▸ **PROBLEM REQUIREMENTS**: Take the data that follows and retype it word for word.

Records from a data source
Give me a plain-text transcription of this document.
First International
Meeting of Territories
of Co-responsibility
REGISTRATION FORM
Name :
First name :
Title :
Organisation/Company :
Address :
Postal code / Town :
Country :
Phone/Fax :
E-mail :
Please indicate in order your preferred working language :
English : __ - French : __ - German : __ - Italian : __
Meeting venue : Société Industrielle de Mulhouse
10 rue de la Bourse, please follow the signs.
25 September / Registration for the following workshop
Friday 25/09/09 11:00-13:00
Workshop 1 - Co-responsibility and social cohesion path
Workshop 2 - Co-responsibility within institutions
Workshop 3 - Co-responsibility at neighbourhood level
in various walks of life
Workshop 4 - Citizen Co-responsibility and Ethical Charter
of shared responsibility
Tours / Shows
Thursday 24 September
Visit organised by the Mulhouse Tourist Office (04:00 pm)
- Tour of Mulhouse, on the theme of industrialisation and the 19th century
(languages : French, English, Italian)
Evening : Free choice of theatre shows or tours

▸ **RESPONSE TO THIS EXERCISE**:
Give me a plain-text transcription of this document.
First International
Meeting of Territories
of Co-responsibility
REGISTRATION FORM
Name :
First name :
Title :
Organisation/Company :
Address :
Postal code / Town :
Country :
Phone/Fax :
E-mail :
Please indicate in order your preferred working language :
English : __ - French : __ - German : __ - Italian : __
Meeting venue : Société Industrielle de Mulhouse
10 rue de la Bourse, please follow the signs.
25 September / Registration for the following workshop
Friday 25/09/09 11:00-13:00
Workshop 1 - Co-responsibility and social cohesion path
Workshop 2 - Co-responsibility within institutions
Workshop 3 - Co-responsibility at neighbourhood level
in various walks of life
Workshop 4 - Citizen Co-responsibility and Ethical Charter
of shared responsibility
Tours / Shows
Thursday 24 September
Visit organised by the Mulhouse Tourist Office (04:00 pm)
- Tour of Mulhouse, on the theme of industrialisation and the 19th century
(languages : French, English, Italian)
Evening : Free choice of theatre shows or tours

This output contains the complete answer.